- INSTRUCTION: The listing below is to be output in its exact form.

- Some records:
━━━━━━━━━━
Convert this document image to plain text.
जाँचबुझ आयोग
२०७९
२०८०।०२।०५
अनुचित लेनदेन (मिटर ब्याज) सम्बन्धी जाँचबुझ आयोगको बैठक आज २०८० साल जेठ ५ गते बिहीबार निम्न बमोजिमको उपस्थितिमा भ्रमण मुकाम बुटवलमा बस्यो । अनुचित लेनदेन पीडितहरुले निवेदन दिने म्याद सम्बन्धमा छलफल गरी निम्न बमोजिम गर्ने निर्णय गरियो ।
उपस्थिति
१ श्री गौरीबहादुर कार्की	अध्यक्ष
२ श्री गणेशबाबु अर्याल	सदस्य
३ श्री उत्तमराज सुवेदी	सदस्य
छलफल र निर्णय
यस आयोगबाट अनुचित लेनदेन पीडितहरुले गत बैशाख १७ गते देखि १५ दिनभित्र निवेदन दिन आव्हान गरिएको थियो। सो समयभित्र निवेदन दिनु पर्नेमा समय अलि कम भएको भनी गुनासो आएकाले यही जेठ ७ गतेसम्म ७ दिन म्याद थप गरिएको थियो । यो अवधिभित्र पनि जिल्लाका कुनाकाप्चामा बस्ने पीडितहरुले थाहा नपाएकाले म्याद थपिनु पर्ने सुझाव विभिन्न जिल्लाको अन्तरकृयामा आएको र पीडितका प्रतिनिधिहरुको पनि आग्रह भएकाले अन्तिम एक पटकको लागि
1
━━━━━━━━━━
- WRITTEN SOLUTION:
Convert this document image to plain text.
जाँचबुझ आयोग
२०७९
२०८०।०२।०५
अनुचित लेनदेन (मिटर ब्याज) सम्बन्धी जाँचबुझ आयोगको बैठक आज २०८० साल जेठ ५ गते बिहीबार निम्न बमोजिमको उपस्थितिमा भ्रमण मुकाम बुटवलमा बस्यो । अनुचित लेनदेन पीडितहरुले निवेदन दिने म्याद सम्बन्धमा छलफल गरी निम्न बमोजिम गर्ने निर्णय गरियो ।
उपस्थिति
१ श्री गौरीबहादुर कार्की	अध्यक्ष
२ श्री गणेशबाबु अर्याल	सदस्य
३ श्री उत्तमराज सुवेदी	सदस्य
छलफल र निर्णय
यस आयोगबाट अनुचित लेनदेन पीडितहरुले गत बैशाख १७ गते देखि १५ दिनभित्र निवेदन दिन आव्हान गरिएको थियो। सो समयभित्र निवेदन दिनु पर्नेमा समय अलि कम भएको भनी गुनासो आएकाले यही जेठ ७ गतेसम्म ७ दिन म्याद थप गरिएको थियो । यो अवधिभित्र पनि जिल्लाका कुनाकाप्चामा बस्ने पीडितहरुले थाहा नपाएकाले म्याद थपिनु पर्ने सुझाव विभिन्न जिल्लाको अन्तरकृयामा आएको र पीडितका प्रतिनिधिहरुको पनि आग्रह भएकाले अन्तिम एक पटकको लागि
1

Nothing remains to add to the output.